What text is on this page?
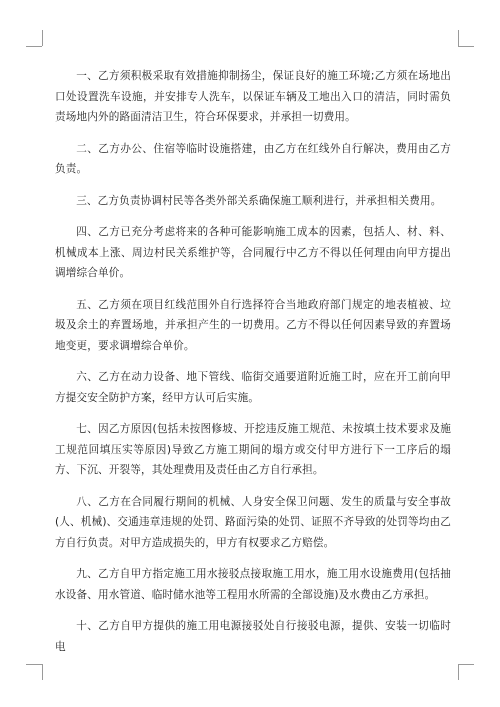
一、乙方须积极采取有效措施抑制扬尘，保证良好的施工环境;乙方须在场地出口处设置洗车设施，并安排专人洗车，以保证车辆及工地出入口的清洁，同时需负责场地内外的路面清洁卫生，符合环保要求，并承担一切费用。

二、乙方办公、住宿等临时设施搭建，由乙方在红线外自行解决，费用由乙方负责。

三、乙方负责协调村民等各类外部关系确保施工顺利进行，并承担相关费用。

四、乙方已充分考虑将来的各种可能影响施工成本的因素，包括人、材、料、机械成本上涨、周边村民关系维护等，合同履行中乙方不得以任何理由向甲方提出调增综合单价。

五、乙方须在项目红线范围外自行选择符合当地政府部门规定的地表植被、垃圾及余土的弃置场地，并承担产生的一切费用。乙方不得以任何因素导致的弃置场地变更，要求调增综合单价。

六、乙方在动力设备、地下管线、临街交通要道附近施工时，应在开工前向甲方提交安全防护方案，经甲方认可后实施。

七、因乙方原因(包括未按图修坡、开挖违反施工规范、未按填土技术要求及施工规范回填压实等原因)导致乙方施工期间的塌方或交付甲方进行下一工序后的塌方、下沉、开裂等，其处理费用及责任由乙方自行承担。

八、乙方在合同履行期间的机械、人身安全保卫问题、发生的质量与安全事故(人、机械)、交通违章违规的处罚、路面污染的处罚、证照不齐导致的处罚等均由乙方自行负责。对甲方造成损失的，甲方有权要求乙方赔偿。

九、乙方自甲方指定施工用水接驳点接取施工用水，施工用水设施费用(包括抽水设备、用水管道、临时储水池等工程用水所需的全部设施)及水费由乙方承担。

十、乙方自甲方提供的施工用电源接驳处自行接驳电源，提供、安装一切临时电
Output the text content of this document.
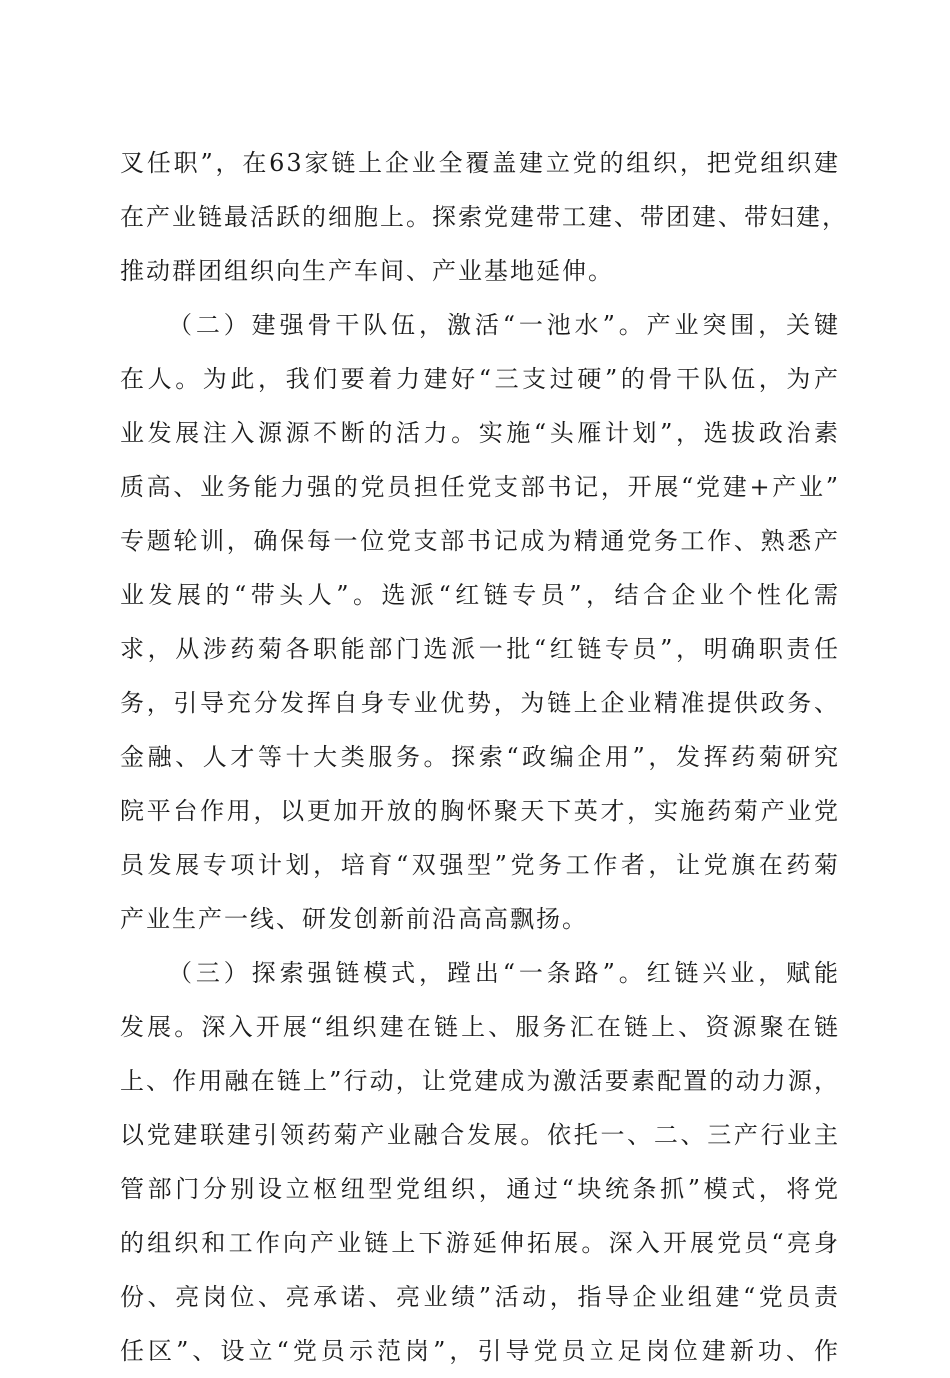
叉任职”，在63家链上企业全覆盖建立党的组织，把党组织建
在产业链最活跃的细胞上。探索党建带工建、带团建、带妇建，
推动群团组织向生产车间、产业基地延伸。
（二）建强骨干队伍，激活“一池水”。产业突围，关键
在人。为此，我们要着力建好“三支过硬”的骨干队伍，为产
业发展注入源源不断的活力。实施“头雁计划”，选拔政治素
质高、业务能力强的党员担任党支部书记，开展“党建+产业”
专题轮训，确保每一位党支部书记成为精通党务工作、熟悉产
业发展的“带头人”。选派“红链专员”，结合企业个性化需
求，从涉药菊各职能部门选派一批“红链专员”，明确职责任
务，引导充分发挥自身专业优势，为链上企业精准提供政务、
金融、人才等十大类服务。探索“政编企用”，发挥药菊研究
院平台作用，以更加开放的胸怀聚天下英才，实施药菊产业党
员发展专项计划，培育“双强型”党务工作者，让党旗在药菊
产业生产一线、研发创新前沿高高飘扬。
（三）探索强链模式，蹚出“一条路”。红链兴业，赋能
发展。深入开展“组织建在链上、服务汇在链上、资源聚在链
上、作用融在链上”行动，让党建成为激活要素配置的动力源，
以党建联建引领药菊产业融合发展。依托一、二、三产行业主
管部门分别设立枢纽型党组织，通过“块统条抓”模式，将党
的组织和工作向产业链上下游延伸拓展。深入开展党员“亮身
份、亮岗位、亮承诺、亮业绩”活动，指导企业组建“党员责
任区”、设立“党员示范岗”，引导党员立足岗位建新功、作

Problem statement:
Among the lines of the material, find those that hold the word "this" and copy them.

Completed exercise:
What text is on this page?
Output the text content of this document.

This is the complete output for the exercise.